[[ Records shown open ]]

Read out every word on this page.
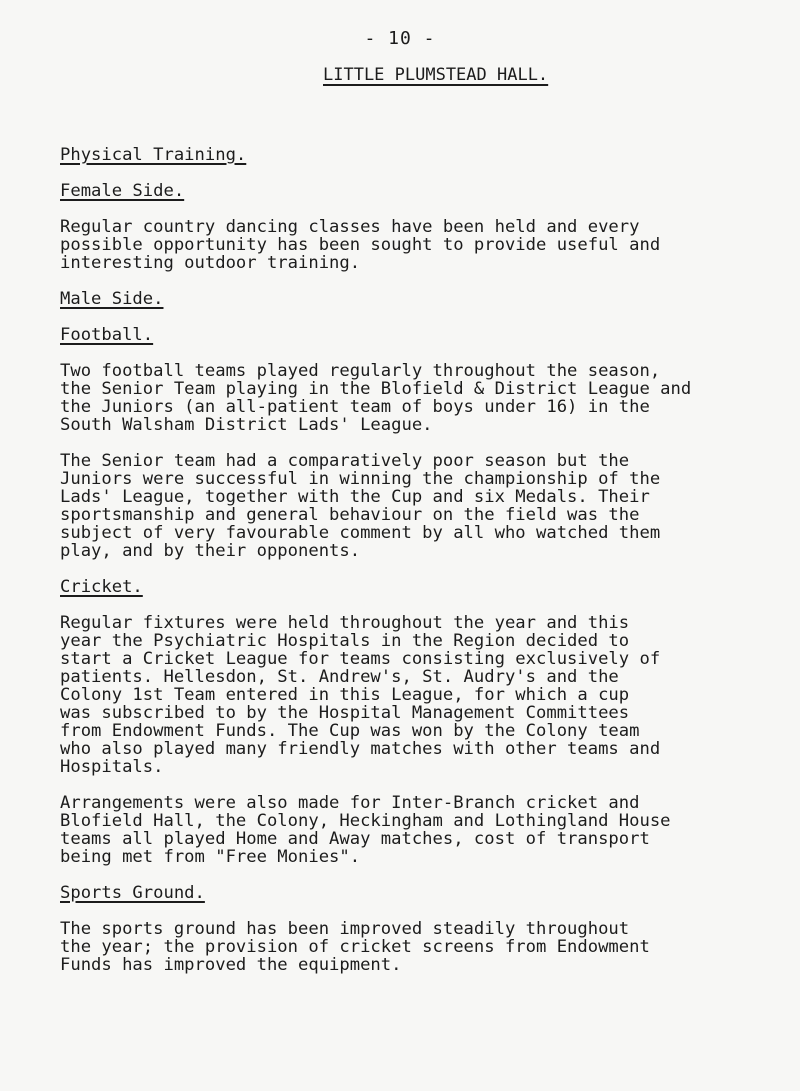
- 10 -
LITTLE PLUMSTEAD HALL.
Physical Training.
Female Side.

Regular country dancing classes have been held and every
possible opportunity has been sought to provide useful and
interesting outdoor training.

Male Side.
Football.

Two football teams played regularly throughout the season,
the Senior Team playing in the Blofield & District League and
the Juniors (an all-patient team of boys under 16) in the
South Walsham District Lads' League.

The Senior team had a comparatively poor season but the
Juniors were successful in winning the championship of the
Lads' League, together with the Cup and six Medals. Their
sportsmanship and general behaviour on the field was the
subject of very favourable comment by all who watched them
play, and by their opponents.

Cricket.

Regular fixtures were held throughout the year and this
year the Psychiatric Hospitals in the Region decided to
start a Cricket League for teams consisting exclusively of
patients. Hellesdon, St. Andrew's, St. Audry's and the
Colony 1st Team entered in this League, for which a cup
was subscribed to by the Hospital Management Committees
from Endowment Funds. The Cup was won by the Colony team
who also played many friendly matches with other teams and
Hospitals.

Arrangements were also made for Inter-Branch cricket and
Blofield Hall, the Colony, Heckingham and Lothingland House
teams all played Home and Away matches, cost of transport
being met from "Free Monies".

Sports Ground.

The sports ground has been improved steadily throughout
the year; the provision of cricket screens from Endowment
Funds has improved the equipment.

[[ Records shown closed ]]
[[ Records shown open ]]

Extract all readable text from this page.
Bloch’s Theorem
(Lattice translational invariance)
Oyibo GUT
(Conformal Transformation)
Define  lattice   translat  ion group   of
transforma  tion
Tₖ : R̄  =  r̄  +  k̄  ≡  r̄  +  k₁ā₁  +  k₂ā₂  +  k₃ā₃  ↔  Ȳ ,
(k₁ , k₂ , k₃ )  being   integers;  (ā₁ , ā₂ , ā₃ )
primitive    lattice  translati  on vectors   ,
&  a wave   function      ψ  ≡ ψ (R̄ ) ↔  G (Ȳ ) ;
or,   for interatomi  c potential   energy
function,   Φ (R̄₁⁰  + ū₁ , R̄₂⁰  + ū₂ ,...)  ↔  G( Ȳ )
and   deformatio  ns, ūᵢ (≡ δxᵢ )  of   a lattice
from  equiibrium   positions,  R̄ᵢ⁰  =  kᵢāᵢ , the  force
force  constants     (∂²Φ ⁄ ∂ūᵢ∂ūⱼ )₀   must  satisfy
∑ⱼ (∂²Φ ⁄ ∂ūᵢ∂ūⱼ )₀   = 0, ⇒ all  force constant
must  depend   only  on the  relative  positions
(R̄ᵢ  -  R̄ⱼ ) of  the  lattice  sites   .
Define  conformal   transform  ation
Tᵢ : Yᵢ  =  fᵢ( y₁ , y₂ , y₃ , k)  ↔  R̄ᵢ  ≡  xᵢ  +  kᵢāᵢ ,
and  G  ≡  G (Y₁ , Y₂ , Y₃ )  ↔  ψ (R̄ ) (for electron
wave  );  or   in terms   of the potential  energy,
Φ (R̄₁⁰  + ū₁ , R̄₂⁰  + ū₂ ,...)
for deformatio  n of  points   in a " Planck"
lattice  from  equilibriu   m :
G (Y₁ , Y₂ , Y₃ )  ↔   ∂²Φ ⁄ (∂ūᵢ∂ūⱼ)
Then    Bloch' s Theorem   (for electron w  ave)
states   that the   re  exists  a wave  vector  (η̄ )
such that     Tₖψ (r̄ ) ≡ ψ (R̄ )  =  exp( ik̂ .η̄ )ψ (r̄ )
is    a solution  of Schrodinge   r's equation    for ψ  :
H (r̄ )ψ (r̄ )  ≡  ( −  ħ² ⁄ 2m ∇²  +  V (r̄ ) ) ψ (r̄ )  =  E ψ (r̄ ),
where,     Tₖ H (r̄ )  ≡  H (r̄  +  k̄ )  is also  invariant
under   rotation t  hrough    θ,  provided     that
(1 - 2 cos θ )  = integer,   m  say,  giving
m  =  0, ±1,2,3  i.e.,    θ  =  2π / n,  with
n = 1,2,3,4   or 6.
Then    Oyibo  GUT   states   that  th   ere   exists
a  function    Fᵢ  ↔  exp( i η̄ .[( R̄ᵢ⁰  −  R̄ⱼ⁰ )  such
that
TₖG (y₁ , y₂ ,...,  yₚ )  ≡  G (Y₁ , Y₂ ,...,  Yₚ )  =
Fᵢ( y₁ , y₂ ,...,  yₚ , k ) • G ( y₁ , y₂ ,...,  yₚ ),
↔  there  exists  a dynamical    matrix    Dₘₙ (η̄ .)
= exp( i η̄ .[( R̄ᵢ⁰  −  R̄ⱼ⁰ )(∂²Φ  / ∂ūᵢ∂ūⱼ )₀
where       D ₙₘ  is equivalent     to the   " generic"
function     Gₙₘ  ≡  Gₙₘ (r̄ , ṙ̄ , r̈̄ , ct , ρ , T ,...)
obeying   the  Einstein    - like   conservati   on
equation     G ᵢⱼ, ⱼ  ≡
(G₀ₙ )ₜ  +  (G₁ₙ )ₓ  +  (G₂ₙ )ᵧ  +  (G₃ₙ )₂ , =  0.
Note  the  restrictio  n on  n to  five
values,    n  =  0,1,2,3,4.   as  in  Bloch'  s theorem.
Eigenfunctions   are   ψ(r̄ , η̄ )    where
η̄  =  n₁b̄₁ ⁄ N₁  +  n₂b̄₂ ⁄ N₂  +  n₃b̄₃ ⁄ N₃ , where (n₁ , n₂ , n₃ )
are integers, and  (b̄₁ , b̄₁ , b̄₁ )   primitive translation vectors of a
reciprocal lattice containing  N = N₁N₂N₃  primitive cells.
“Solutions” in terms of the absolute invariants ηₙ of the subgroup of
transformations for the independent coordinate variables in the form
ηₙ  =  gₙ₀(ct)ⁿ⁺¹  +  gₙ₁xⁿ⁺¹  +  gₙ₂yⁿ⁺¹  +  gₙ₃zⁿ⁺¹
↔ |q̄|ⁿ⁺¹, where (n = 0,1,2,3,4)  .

[[ Records shown closed ]]

:: Exercise goal ::
Looking at the records, state how many lines contain "played" and write nothing besides that number.

:: Output ::
3